### Required work
Where a line in the listing contains the string "щитовидной", copy that line out.

▬▬▬▬▬▬▬▬▬▬

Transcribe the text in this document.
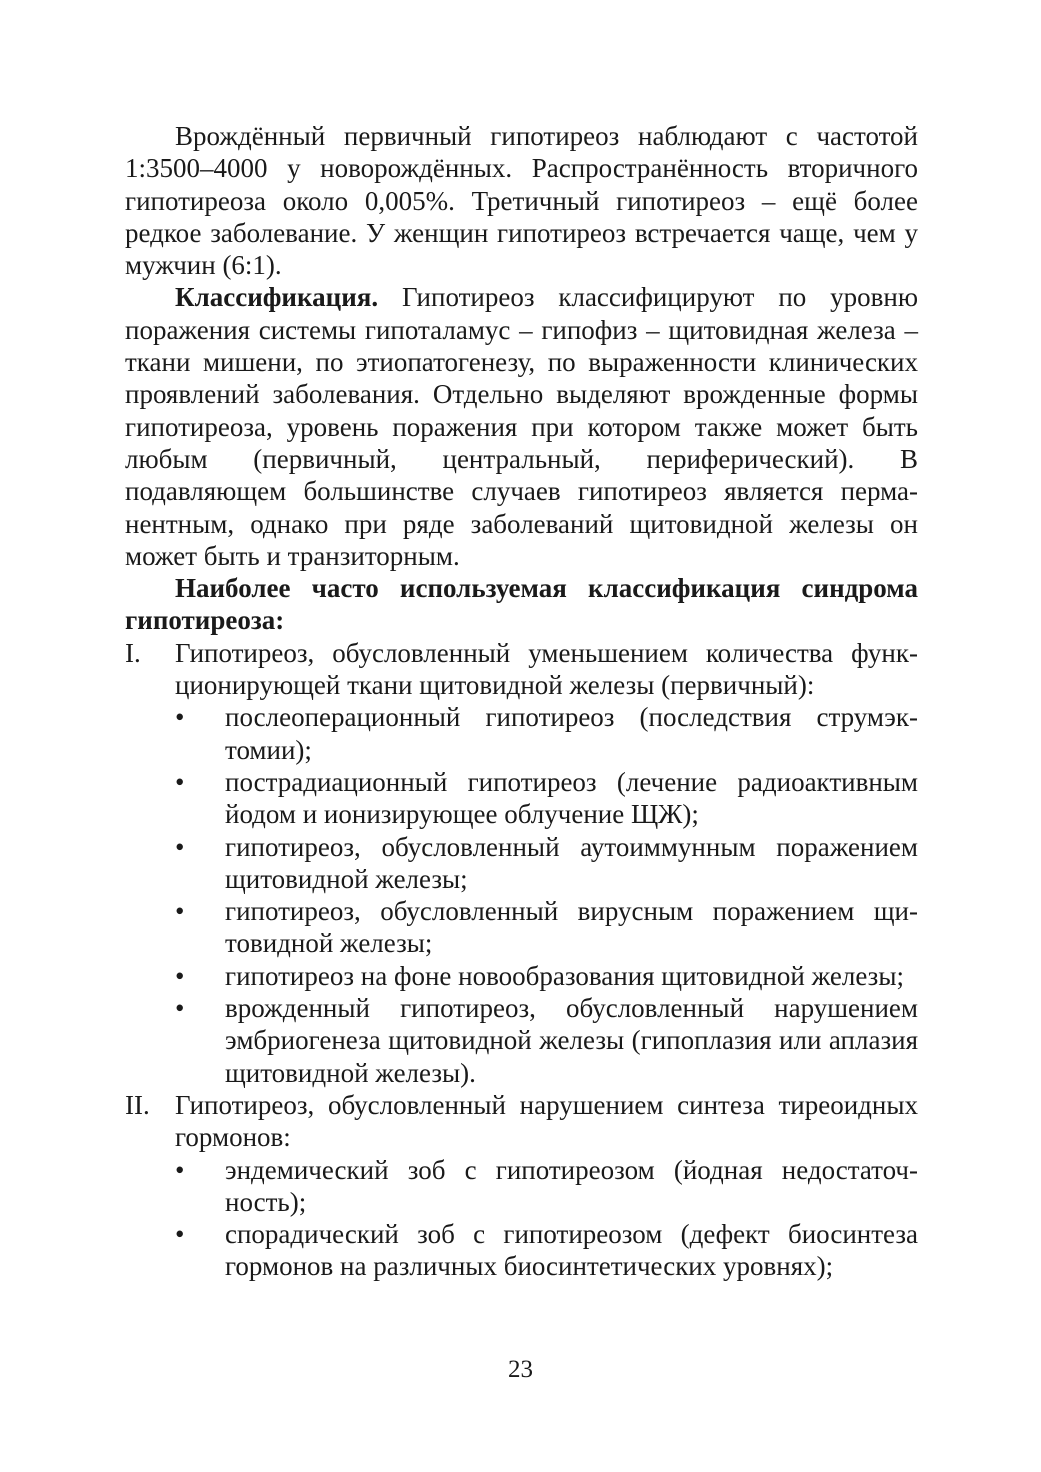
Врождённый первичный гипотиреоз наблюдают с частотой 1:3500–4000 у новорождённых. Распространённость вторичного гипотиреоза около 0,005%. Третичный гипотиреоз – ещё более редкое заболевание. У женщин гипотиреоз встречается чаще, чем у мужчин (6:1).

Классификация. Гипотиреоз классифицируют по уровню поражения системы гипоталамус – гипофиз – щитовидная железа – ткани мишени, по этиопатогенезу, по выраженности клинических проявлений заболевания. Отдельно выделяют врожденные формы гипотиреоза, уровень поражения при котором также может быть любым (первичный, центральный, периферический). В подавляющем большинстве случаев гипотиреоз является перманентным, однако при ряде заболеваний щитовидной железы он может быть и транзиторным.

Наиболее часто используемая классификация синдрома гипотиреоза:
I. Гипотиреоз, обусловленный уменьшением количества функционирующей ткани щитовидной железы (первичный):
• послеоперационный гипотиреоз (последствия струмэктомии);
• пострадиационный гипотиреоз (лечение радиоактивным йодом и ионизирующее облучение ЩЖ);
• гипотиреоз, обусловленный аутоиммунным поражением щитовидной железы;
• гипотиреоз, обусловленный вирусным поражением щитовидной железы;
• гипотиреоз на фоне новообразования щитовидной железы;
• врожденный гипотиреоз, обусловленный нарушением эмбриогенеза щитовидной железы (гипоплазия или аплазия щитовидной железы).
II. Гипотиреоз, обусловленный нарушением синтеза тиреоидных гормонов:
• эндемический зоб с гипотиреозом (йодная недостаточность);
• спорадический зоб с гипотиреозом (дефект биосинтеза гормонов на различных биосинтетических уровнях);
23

▬▬▬▬▬▬▬▬▬▬

### Result of the exercise
Классификация. Гипотиреоз классифицируют по уровню поражения системы гипоталамус – гипофиз – щитовидная железа – ткани мишени, по этиопатогенезу, по выраженности клинических проявлений заболевания. Отдельно выделяют врожденные формы гипотиреоза, уровень поражения при котором также может быть любым (первичный, центральный, периферический). В подавляющем большинстве случаев гипотиреоз является перманентным, однако при ряде заболеваний щитовидной железы он может быть и транзиторным.
I. Гипотиреоз, обусловленный уменьшением количества функционирующей ткани щитовидной железы (первичный):
• гипотиреоз, обусловленный аутоиммунным поражением щитовидной железы;
• гипотиреоз, обусловленный вирусным поражением щитовидной железы;
• гипотиреоз на фоне новообразования щитовидной железы;
• врожденный гипотиреоз, обусловленный нарушением эмбриогенеза щитовидной железы (гипоплазия или аплазия щитовидной железы).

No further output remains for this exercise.